▶ WHAT TO PRODUCE: Search the listing for the string "color" and copy every line that contains it.

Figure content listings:
+++
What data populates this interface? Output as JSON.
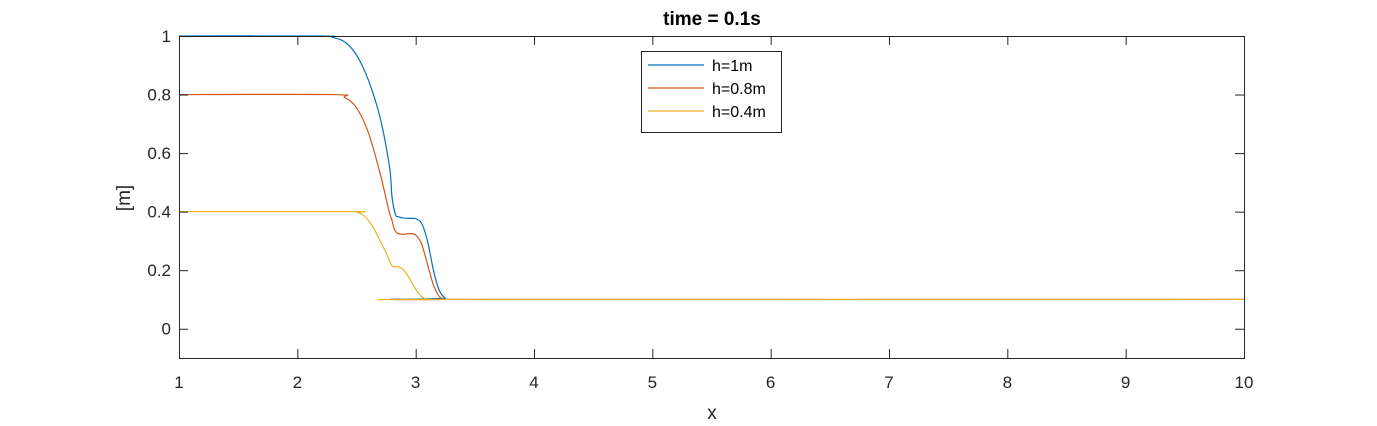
{
  "chart_data": {
    "type": "line",
    "title": "time = 0.1s",
    "xlabel": "x",
    "ylabel": "[m]",
    "xlim": [
      1,
      10
    ],
    "ylim": [
      -0.1,
      1
    ],
    "xticks": [
      1,
      2,
      3,
      4,
      5,
      6,
      7,
      8,
      9,
      10
    ],
    "yticks": [
      0,
      0.2,
      0.4,
      0.6,
      0.8,
      1
    ],
    "xtick_labels": [
      "1",
      "2",
      "3",
      "4",
      "5",
      "6",
      "7",
      "8",
      "9",
      "10"
    ],
    "ytick_labels": [
      "0",
      "0.2",
      "0.4",
      "0.6",
      "0.8",
      "1"
    ],
    "grid": false,
    "legend_position": "top-center",
    "series": [
      {
        "name": "h=1m",
        "color": "#0072BD",
        "x": [
          1,
          2.2,
          2.3,
          2.4,
          2.5,
          2.6,
          2.7,
          2.78,
          2.8,
          2.83,
          2.86,
          2.9,
          2.95,
          3.0,
          3.05,
          3.1,
          3.15,
          3.2,
          3.25,
          3.3,
          10
        ],
        "y": [
          1.0,
          1.0,
          0.995,
          0.98,
          0.935,
          0.85,
          0.72,
          0.55,
          0.45,
          0.39,
          0.382,
          0.378,
          0.377,
          0.376,
          0.36,
          0.3,
          0.2,
          0.13,
          0.105,
          0.1,
          0.1
        ]
      },
      {
        "name": "h=0.8m",
        "color": "#D95319",
        "x": [
          1,
          2.3,
          2.4,
          2.5,
          2.6,
          2.7,
          2.77,
          2.8,
          2.82,
          2.85,
          2.9,
          2.95,
          3.0,
          3.05,
          3.1,
          3.15,
          3.2,
          3.25,
          3.3,
          10
        ],
        "y": [
          0.8,
          0.8,
          0.79,
          0.755,
          0.67,
          0.53,
          0.41,
          0.37,
          0.34,
          0.325,
          0.323,
          0.325,
          0.32,
          0.29,
          0.22,
          0.15,
          0.11,
          0.1,
          0.1,
          0.1
        ]
      },
      {
        "name": "h=0.4m",
        "color": "#EDB120",
        "x": [
          1,
          2.45,
          2.5,
          2.55,
          2.6,
          2.65,
          2.7,
          2.75,
          2.8,
          2.85,
          2.9,
          2.95,
          3.0,
          3.05,
          3.1,
          3.15,
          3.2,
          10
        ],
        "y": [
          0.4,
          0.4,
          0.398,
          0.39,
          0.37,
          0.34,
          0.3,
          0.26,
          0.215,
          0.212,
          0.2,
          0.17,
          0.135,
          0.11,
          0.1,
          0.1,
          0.1,
          0.1
        ]
      }
    ]
  }
}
+++
▶ ANSWER FOR THE TASK:
        "color": "#0072BD",
        "color": "#D95319",
        "color": "#EDB120",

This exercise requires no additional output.